Begin The records

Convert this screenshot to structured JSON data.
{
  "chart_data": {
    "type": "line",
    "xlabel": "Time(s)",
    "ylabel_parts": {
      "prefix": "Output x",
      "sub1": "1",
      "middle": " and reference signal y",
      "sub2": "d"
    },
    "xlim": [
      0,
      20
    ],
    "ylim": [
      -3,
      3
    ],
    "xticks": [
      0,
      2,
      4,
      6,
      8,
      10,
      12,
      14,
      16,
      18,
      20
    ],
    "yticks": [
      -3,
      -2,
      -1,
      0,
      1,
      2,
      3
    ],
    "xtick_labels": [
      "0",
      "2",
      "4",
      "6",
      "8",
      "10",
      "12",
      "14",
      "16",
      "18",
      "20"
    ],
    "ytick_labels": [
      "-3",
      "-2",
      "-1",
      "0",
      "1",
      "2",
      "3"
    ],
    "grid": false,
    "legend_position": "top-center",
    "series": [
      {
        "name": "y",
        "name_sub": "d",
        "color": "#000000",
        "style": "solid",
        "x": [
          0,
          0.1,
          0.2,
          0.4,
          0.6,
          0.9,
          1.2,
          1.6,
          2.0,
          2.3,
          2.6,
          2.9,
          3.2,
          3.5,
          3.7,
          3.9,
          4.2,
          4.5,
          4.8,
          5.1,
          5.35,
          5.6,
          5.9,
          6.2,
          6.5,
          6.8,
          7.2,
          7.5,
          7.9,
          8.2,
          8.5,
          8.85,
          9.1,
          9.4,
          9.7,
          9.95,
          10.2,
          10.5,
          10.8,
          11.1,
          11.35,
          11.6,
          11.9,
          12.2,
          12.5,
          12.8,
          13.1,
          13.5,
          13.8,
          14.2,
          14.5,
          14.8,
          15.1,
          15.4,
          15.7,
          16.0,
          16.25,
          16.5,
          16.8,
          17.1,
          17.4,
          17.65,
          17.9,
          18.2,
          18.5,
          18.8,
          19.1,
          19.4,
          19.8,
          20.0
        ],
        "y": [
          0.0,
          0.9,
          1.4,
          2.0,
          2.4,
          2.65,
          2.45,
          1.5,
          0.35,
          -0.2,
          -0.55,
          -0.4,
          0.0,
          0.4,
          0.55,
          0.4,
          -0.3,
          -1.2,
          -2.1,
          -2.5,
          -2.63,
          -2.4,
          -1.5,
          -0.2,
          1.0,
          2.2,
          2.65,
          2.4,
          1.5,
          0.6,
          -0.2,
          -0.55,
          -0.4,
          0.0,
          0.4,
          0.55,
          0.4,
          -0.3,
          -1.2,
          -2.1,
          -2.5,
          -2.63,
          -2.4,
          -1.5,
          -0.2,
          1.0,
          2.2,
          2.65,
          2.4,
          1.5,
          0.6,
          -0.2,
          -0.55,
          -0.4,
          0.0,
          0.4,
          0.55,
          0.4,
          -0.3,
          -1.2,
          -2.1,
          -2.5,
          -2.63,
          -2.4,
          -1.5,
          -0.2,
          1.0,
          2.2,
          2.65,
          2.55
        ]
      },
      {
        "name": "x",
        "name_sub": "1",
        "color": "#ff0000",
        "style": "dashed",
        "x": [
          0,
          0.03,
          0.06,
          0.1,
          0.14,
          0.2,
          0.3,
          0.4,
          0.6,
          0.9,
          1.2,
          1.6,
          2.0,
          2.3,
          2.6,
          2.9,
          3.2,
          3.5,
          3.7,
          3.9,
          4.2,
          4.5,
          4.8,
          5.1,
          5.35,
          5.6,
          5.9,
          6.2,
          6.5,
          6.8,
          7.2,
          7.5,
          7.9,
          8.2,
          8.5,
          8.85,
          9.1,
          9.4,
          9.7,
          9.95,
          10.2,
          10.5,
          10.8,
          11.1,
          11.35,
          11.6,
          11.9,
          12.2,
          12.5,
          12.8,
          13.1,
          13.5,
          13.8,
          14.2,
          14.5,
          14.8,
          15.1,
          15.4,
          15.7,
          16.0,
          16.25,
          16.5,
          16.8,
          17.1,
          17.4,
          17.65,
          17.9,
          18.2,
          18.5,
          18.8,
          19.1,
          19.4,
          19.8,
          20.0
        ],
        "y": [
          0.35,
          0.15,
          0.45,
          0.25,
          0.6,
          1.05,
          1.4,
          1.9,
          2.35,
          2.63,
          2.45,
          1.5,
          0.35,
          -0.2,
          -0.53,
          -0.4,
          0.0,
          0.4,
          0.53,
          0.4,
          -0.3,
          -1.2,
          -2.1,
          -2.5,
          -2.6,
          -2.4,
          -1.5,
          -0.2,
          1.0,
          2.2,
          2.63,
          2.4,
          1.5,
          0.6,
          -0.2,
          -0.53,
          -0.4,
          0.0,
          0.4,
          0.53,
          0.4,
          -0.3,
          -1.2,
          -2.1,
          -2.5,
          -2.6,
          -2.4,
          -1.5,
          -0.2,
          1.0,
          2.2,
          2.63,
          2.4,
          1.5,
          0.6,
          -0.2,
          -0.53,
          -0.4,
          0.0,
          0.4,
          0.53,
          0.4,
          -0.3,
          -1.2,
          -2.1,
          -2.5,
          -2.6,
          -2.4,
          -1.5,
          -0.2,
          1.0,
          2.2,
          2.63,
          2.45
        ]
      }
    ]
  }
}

End The records

_Short task:_ Repeat the data in its entirety, character for character.

_Result:_
Convert this screenshot to structured JSON data.
{
  "chart_data": {
    "type": "line",
    "xlabel": "Time(s)",
    "ylabel_parts": {
      "prefix": "Output x",
      "sub1": "1",
      "middle": " and reference signal y",
      "sub2": "d"
    },
    "xlim": [
      0,
      20
    ],
    "ylim": [
      -3,
      3
    ],
    "xticks": [
      0,
      2,
      4,
      6,
      8,
      10,
      12,
      14,
      16,
      18,
      20
    ],
    "yticks": [
      -3,
      -2,
      -1,
      0,
      1,
      2,
      3
    ],
    "xtick_labels": [
      "0",
      "2",
      "4",
      "6",
      "8",
      "10",
      "12",
      "14",
      "16",
      "18",
      "20"
    ],
    "ytick_labels": [
      "-3",
      "-2",
      "-1",
      "0",
      "1",
      "2",
      "3"
    ],
    "grid": false,
    "legend_position": "top-center",
    "series": [
      {
        "name": "y",
        "name_sub": "d",
        "color": "#000000",
        "style": "solid",
        "x": [
          0,
          0.1,
          0.2,
          0.4,
          0.6,
          0.9,
          1.2,
          1.6,
          2.0,
          2.3,
          2.6,
          2.9,
          3.2,
          3.5,
          3.7,
          3.9,
          4.2,
          4.5,
          4.8,
          5.1,
          5.35,
          5.6,
          5.9,
          6.2,
          6.5,
          6.8,
          7.2,
          7.5,
          7.9,
          8.2,
          8.5,
          8.85,
          9.1,
          9.4,
          9.7,
          9.95,
          10.2,
          10.5,
          10.8,
          11.1,
          11.35,
          11.6,
          11.9,
          12.2,
          12.5,
          12.8,
          13.1,
          13.5,
          13.8,
          14.2,
          14.5,
          14.8,
          15.1,
          15.4,
          15.7,
          16.0,
          16.25,
          16.5,
          16.8,
          17.1,
          17.4,
          17.65,
          17.9,
          18.2,
          18.5,
          18.8,
          19.1,
          19.4,
          19.8,
          20.0
        ],
        "y": [
          0.0,
          0.9,
          1.4,
          2.0,
          2.4,
          2.65,
          2.45,
          1.5,
          0.35,
          -0.2,
          -0.55,
          -0.4,
          0.0,
          0.4,
          0.55,
          0.4,
          -0.3,
          -1.2,
          -2.1,
          -2.5,
          -2.63,
          -2.4,
          -1.5,
          -0.2,
          1.0,
          2.2,
          2.65,
          2.4,
          1.5,
          0.6,
          -0.2,
          -0.55,
          -0.4,
          0.0,
          0.4,
          0.55,
          0.4,
          -0.3,
          -1.2,
          -2.1,
          -2.5,
          -2.63,
          -2.4,
          -1.5,
          -0.2,
          1.0,
          2.2,
          2.65,
          2.4,
          1.5,
          0.6,
          -0.2,
          -0.55,
          -0.4,
          0.0,
          0.4,
          0.55,
          0.4,
          -0.3,
          -1.2,
          -2.1,
          -2.5,
          -2.63,
          -2.4,
          -1.5,
          -0.2,
          1.0,
          2.2,
          2.65,
          2.55
        ]
      },
      {
        "name": "x",
        "name_sub": "1",
        "color": "#ff0000",
        "style": "dashed",
        "x": [
          0,
          0.03,
          0.06,
          0.1,
          0.14,
          0.2,
          0.3,
          0.4,
          0.6,
          0.9,
          1.2,
          1.6,
          2.0,
          2.3,
          2.6,
          2.9,
          3.2,
          3.5,
          3.7,
          3.9,
          4.2,
          4.5,
          4.8,
          5.1,
          5.35,
          5.6,
          5.9,
          6.2,
          6.5,
          6.8,
          7.2,
          7.5,
          7.9,
          8.2,
          8.5,
          8.85,
          9.1,
          9.4,
          9.7,
          9.95,
          10.2,
          10.5,
          10.8,
          11.1,
          11.35,
          11.6,
          11.9,
          12.2,
          12.5,
          12.8,
          13.1,
          13.5,
          13.8,
          14.2,
          14.5,
          14.8,
          15.1,
          15.4,
          15.7,
          16.0,
          16.25,
          16.5,
          16.8,
          17.1,
          17.4,
          17.65,
          17.9,
          18.2,
          18.5,
          18.8,
          19.1,
          19.4,
          19.8,
          20.0
        ],
        "y": [
          0.35,
          0.15,
          0.45,
          0.25,
          0.6,
          1.05,
          1.4,
          1.9,
          2.35,
          2.63,
          2.45,
          1.5,
          0.35,
          -0.2,
          -0.53,
          -0.4,
          0.0,
          0.4,
          0.53,
          0.4,
          -0.3,
          -1.2,
          -2.1,
          -2.5,
          -2.6,
          -2.4,
          -1.5,
          -0.2,
          1.0,
          2.2,
          2.63,
          2.4,
          1.5,
          0.6,
          -0.2,
          -0.53,
          -0.4,
          0.0,
          0.4,
          0.53,
          0.4,
          -0.3,
          -1.2,
          -2.1,
          -2.5,
          -2.6,
          -2.4,
          -1.5,
          -0.2,
          1.0,
          2.2,
          2.63,
          2.4,
          1.5,
          0.6,
          -0.2,
          -0.53,
          -0.4,
          0.0,
          0.4,
          0.53,
          0.4,
          -0.3,
          -1.2,
          -2.1,
          -2.5,
          -2.6,
          -2.4,
          -1.5,
          -0.2,
          1.0,
          2.2,
          2.63,
          2.45
        ]
      }
    ]
  }
}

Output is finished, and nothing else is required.